:: RECORD EXTRACTS

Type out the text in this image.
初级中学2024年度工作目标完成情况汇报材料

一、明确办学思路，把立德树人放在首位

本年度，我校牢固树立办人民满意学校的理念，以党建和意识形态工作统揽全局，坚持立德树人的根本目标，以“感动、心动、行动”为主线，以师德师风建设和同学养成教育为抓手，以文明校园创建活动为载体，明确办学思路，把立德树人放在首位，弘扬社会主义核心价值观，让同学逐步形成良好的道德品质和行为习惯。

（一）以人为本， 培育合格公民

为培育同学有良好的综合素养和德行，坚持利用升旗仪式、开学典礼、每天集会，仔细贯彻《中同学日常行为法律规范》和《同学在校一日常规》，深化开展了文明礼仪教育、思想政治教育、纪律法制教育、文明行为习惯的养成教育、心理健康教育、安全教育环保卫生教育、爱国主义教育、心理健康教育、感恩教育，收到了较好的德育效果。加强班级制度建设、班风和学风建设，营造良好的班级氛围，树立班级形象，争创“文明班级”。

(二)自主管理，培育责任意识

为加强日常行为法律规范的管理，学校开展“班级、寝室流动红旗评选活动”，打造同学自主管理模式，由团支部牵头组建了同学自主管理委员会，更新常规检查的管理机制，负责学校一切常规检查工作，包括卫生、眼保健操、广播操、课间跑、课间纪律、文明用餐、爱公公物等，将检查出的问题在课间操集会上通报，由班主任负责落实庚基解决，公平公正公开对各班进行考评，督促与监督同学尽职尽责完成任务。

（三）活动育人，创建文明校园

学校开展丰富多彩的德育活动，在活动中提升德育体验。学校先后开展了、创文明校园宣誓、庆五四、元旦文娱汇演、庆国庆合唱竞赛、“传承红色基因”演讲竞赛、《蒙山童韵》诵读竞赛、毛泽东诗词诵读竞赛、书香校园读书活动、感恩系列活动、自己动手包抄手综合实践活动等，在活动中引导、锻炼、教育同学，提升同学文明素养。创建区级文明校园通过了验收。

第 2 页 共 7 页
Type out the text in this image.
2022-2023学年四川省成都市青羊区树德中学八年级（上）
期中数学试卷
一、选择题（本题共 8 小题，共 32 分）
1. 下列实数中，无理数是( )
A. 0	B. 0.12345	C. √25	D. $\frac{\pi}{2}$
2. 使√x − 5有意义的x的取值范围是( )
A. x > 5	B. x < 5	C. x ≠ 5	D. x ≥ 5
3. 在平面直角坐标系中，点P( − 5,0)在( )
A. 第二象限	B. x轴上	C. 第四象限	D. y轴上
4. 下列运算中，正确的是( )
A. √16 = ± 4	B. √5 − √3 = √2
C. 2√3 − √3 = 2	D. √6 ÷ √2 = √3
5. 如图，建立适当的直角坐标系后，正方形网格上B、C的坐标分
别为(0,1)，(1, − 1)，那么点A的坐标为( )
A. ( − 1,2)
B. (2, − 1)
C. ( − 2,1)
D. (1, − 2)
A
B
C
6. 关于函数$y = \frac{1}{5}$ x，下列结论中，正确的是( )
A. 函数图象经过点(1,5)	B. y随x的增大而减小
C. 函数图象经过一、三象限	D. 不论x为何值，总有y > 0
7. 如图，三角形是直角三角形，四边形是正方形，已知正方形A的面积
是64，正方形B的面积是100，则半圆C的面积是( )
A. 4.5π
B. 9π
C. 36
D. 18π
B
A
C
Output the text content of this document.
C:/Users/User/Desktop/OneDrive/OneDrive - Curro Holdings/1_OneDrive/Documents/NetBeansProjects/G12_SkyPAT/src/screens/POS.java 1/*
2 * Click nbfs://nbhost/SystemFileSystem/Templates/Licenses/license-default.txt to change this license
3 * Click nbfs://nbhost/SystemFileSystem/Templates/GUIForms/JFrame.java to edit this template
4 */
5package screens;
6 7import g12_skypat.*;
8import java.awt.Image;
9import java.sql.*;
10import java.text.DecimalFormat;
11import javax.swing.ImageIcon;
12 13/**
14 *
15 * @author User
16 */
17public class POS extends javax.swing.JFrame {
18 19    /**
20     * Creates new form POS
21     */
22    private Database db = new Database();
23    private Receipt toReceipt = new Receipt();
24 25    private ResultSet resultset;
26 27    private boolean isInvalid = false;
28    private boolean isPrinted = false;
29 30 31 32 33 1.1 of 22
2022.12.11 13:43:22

::::

DIRECTIONS
Select and copy every line of the material that holds the string "nbhost".

COMPLETE ANSWER
2 * Click nbfs://nbhost/SystemFileSystem/Templates/Licenses/license-default.txt to change this license
3 * Click nbfs://nbhost/SystemFileSystem/Templates/GUIForms/JFrame.java to edit this template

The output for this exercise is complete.